(Source records)
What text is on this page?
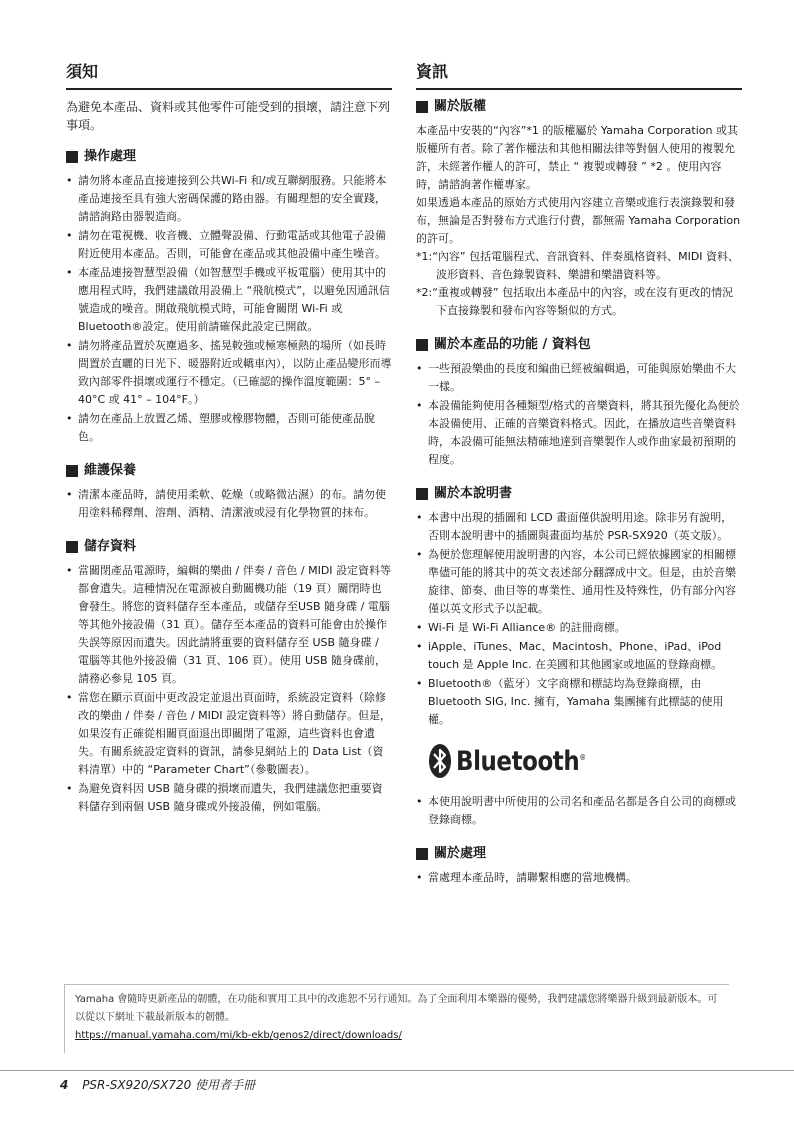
須知

為避免本產品、資料或其他零件可能受到的損壞，請注意下列事項。

操作處理
• 請勿將本產品直接連接到公共Wi-Fi 和/或互聯網服務。只能將本產品連接至具有強大密碼保護的路由器。有關理想的安全實踐，請諮詢路由器製造商。
• 請勿在電視機、收音機、立體聲設備、行動電話或其他電子設備附近使用本產品。否則，可能會在產品或其他設備中產生噪音。
• 本產品連接智慧型設備（如智慧型手機或平板電腦）使用其中的應用程式時，我們建議啟用設備上 “飛航模式”，以避免因通訊信號造成的噪音。開啟飛航模式時，可能會關閉 Wi-Fi 或 Bluetooth®設定。使用前請確保此設定已開啟。
• 請勿將產品置於灰塵過多、搖晃較強或極寒極熱的場所（如長時間置於直曬的日光下、暖器附近或轎車內），以防止產品變形而導致內部零件損壞或運行不穩定。（已確認的操作溫度範圍：5° – 40°C 或 41° – 104°F。）
• 請勿在產品上放置乙烯、塑膠或橡膠物體，否則可能使產品脫色。
維護保養
• 清潔本產品時，請使用柔軟、乾燥（或略微沾濕）的布。請勿使用塗料稀釋劑、溶劑、酒精、清潔液或浸有化學物質的抹布。
儲存資料
• 當關閉產品電源時，編輯的樂曲 / 伴奏 / 音色 / MIDI 設定資料等都會遺失。這種情況在電源被自動關機功能（19 頁）關閉時也會發生。將您的資料儲存至本產品，或儲存至USB 隨身碟 / 電腦等其他外接設備（31 頁）。儲存至本產品的資料可能會由於操作失誤等原因而遺失。因此請將重要的資料儲存至 USB 隨身碟 / 電腦等其他外接設備（31 頁、106 頁）。使用 USB 隨身碟前，請務必參見 105 頁。
• 當您在顯示頁面中更改設定並退出頁面時，系統設定資料（除修改的樂曲 / 伴奏 / 音色 / MIDI 設定資料等）將自動儲存。但是，如果沒有正確從相關頁面退出即關閉了電源，這些資料也會遺失。有關系統設定資料的資訊，請參見網站上的 Data List（資料清單）中的 “Parameter Chart”（參數圖表）。
• 為避免資料因 USB 隨身碟的損壞而遺失，我們建議您把重要資料儲存到兩個 USB 隨身碟或外接設備，例如電腦。
資訊
關於版權

本產品中安裝的“內容”*1 的版權屬於 Yamaha Corporation 或其版權所有者。除了著作權法和其他相關法律等對個人使用的複製允許，未經著作權人的許可，禁止 “ 複製或轉發 ” *2 。使用內容時，請諮詢著作權專家。

如果透過本產品的原始方式使用內容建立音樂或進行表演錄製和發布，無論是否對發布方式進行付費，都無需 Yamaha Corporation 的許可。

*1:“內容” 包括電腦程式、音訊資料、伴奏風格資料、MIDI 資料、波形資料、音色錄製資料、樂譜和樂譜資料等。

*2:“重複或轉發” 包括取出本產品中的內容，或在沒有更改的情況下直接錄製和發布內容等類似的方式。

關於本產品的功能 / 資料包
• 一些預設樂曲的長度和編曲已經被編輯過，可能與原始樂曲不大一樣。
• 本設備能夠使用各種類型/格式的音樂資料，將其預先優化為便於本設備使用、正確的音樂資料格式。因此，在播放這些音樂資料時，本設備可能無法精確地達到音樂製作人或作曲家最初預期的程度。
關於本說明書
• 本書中出現的插圖和 LCD 畫面僅供說明用途。除非另有說明，否則本說明書中的插圖與畫面均基於 PSR-SX920（英文版）。
• 為便於您理解使用說明書的內容，本公司已經依據國家的相關標準儘可能的將其中的英文表述部分翻譯成中文。但是，由於音樂旋律、節奏、曲目等的專業性、通用性及特殊性，仍有部分內容僅以英文形式予以記載。
• Wi-Fi 是 Wi-Fi Alliance® 的註冊商標。
• iApple、iTunes、Mac、Macintosh、Phone、iPad、iPod touch 是 Apple Inc. 在美國和其他國家或地區的登錄商標。
• Bluetooth®（藍牙）文字商標和標誌均為登錄商標，由Bluetooth SIG, Inc. 擁有，Yamaha 集團擁有此標誌的使用權。
Bluetooth®
• 本使用說明書中所使用的公司名和產品名都是各自公司的商標或登錄商標。
關於處理
• 當處理本產品時，請聯繫相應的當地機構。

Yamaha 會隨時更新產品的韌體，在功能和實用工具中的改進恕不另行通知。為了全面利用本樂器的優勢，我們建議您將樂器升級到最新版本。可以從以下網址下載最新版本的韌體。

https://manual.yamaha.com/mi/kb-ekb/genos2/direct/downloads/
4 PSR-SX920/SX720 使用者手冊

*Your instructions:* Only a number is wanted here: how many lines in the data above include the string "MIDI"?

*Written response:* 3